Dataset entries:
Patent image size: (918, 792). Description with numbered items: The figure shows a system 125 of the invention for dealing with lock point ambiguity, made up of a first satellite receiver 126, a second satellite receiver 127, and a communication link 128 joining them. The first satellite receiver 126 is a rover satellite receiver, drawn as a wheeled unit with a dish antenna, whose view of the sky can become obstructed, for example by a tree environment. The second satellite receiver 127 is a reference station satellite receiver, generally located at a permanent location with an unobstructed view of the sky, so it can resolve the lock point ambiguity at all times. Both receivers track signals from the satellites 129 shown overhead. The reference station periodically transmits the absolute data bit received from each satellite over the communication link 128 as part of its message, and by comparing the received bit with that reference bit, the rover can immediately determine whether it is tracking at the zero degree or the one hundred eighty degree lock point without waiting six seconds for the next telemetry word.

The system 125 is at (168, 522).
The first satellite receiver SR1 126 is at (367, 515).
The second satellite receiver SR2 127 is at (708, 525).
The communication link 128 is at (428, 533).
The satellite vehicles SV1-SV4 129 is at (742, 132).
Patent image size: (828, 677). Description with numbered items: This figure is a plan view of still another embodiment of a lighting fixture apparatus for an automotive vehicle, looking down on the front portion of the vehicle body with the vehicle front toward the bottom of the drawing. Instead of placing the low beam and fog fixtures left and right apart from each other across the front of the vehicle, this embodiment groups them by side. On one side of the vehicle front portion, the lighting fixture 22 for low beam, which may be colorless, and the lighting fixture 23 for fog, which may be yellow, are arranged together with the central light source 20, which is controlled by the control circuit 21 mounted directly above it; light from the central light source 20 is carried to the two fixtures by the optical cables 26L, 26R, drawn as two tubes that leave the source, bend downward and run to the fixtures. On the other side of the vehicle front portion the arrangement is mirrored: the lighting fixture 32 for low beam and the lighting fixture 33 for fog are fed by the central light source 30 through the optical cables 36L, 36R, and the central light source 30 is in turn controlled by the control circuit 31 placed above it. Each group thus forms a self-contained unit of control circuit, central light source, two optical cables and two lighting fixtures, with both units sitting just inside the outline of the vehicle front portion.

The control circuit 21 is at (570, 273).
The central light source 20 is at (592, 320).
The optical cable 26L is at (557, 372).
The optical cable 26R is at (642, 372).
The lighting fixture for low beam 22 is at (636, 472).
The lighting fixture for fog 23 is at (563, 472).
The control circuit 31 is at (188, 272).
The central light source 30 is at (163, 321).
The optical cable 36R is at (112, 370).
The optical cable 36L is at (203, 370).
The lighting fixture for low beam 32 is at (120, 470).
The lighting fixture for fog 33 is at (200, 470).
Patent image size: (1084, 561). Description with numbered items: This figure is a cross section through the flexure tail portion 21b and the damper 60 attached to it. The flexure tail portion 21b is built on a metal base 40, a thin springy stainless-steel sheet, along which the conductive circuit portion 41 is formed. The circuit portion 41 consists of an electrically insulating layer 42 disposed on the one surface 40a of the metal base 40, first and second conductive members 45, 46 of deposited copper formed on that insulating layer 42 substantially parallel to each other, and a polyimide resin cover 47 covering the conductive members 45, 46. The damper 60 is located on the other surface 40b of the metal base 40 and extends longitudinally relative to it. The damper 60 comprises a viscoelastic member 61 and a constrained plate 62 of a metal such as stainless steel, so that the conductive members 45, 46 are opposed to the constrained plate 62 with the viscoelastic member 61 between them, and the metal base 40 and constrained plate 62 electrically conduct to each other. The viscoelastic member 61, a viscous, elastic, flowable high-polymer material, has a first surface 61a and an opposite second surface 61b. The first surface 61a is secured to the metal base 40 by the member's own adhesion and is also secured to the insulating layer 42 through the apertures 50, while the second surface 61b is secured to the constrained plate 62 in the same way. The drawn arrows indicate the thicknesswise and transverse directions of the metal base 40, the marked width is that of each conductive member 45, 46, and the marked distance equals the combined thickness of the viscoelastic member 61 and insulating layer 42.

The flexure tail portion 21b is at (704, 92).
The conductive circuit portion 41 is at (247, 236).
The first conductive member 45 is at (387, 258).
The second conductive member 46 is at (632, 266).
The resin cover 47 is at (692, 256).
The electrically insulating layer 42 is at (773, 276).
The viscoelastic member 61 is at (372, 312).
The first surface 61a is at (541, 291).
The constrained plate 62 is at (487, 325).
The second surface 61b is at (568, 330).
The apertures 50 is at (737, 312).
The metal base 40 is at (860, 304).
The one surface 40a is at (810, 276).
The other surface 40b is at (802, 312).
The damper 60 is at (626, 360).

### Task requirements
Count the lines of the material above that contain the word "lighting", and reply with only the number.

### Output below
5